Using the records below, locate all lines containing "slått" and return them.

(Stored records)
(begin)
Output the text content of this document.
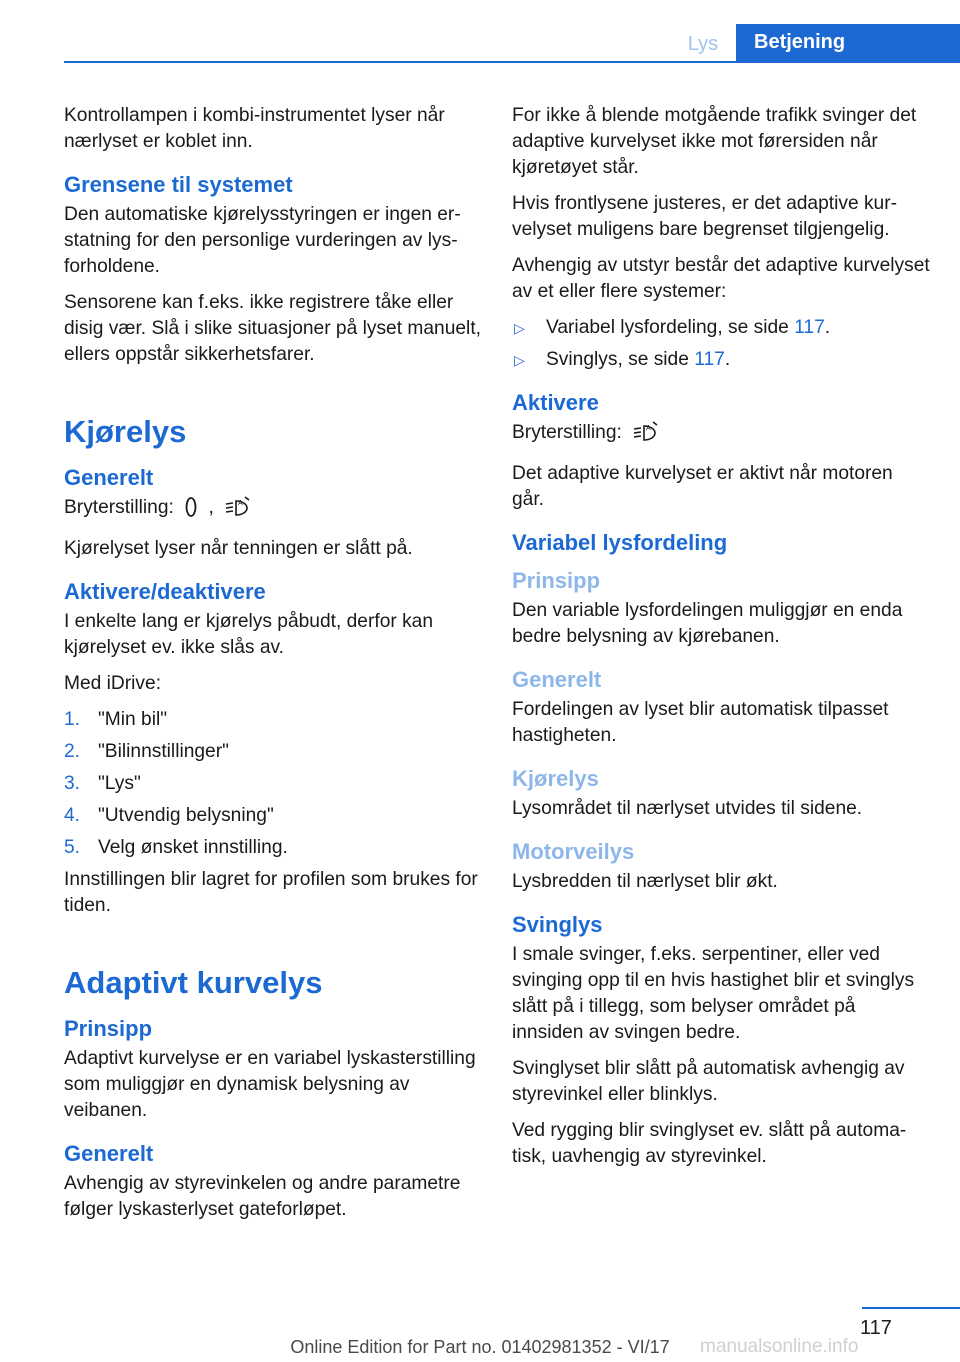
Lys	Betjening

Kontrollampen i kombi-instrumentet lyser når nærlyset er koblet inn.

Grensene til systemet

Den automatiske kjørelysstyringen er ingen erstatning for den personlige vurderingen av lysforholdene.

Sensorene kan f.eks. ikke registrere tåke eller disig vær. Slå i slike situasjoner på lyset manuelt, ellers oppstår sikkerhetsfarer.

Kjørelys
Generelt

Bryterstilling: ,	A

Kjørelyset lyser når tenningen er slått på.

Aktivere/deaktivere

I enkelte lang er kjørelys påbudt, derfor kan kjørelyset ev. ikke slås av.

Med iDrive:

1. "Min bil"
2. "Bilinnstillinger"
3. "Lys"
4. "Utvendig belysning"
5. Velg ønsket innstilling.

Innstillingen blir lagret for profilen som brukes for tiden.

Adaptivt kurvelys
Prinsipp

Adaptivt kurvelyse er en variabel lyskasterstilling som muliggjør en dynamisk belysning av veibanen.

Generelt

Avhengig av styrevinkelen og andre parametre følger lyskasterlyset gateforløpet.

For ikke å blende motgående trafikk svinger det adaptive kurvelyset ikke mot førersiden når kjøretøyet står.

Hvis frontlysene justeres, er det adaptive kurvelyset muligens bare begrenset tilgjengelig.

Avhengig av utstyr består det adaptive kurvelyset av et eller flere systemer:

▷ Variabel lysfordeling, se side 117.
▷ Svinglys, se side 117.
Aktivere

Bryterstilling:	A

Det adaptive kurvelyset er aktivt når motoren går.

Variabel lysfordeling
Prinsipp

Den variable lysfordelingen muliggjør en enda bedre belysning av kjørebanen.

Generelt

Fordelingen av lyset blir automatisk tilpasset hastigheten.

Kjørelys

Lysområdet til nærlyset utvides til sidene.

Motorveilys

Lysbredden til nærlyset blir økt.

Svinglys

I smale svinger, f.eks. serpentiner, eller ved svinging opp til en hvis hastighet blir et svinglys slått på i tillegg, som belyser området på innsiden av svingen bedre.

Svinglyset blir slått på automatisk avhengig av styrevinkel eller blinklys.

Ved rygging blir svinglyset ev. slått på automatisk, uavhengig av styrevinkel.

117
manualsonline.info
Online Edition for Part no. 01402981352 - VI/17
(end)
* _SOLUTION FOR THIS EXERCISE_:
Kjørelyset lyser når tenningen er slått på.
I smale svinger, f.eks. serpentiner, eller ved svinging opp til en hvis hastighet blir et svinglys slått på i tillegg, som belyser området på innsiden av svingen bedre.
Svinglyset blir slått på automatisk avhengig av styrevinkel eller blinklys.
Ved rygging blir svinglyset ev. slått på automatisk, uavhengig av styrevinkel.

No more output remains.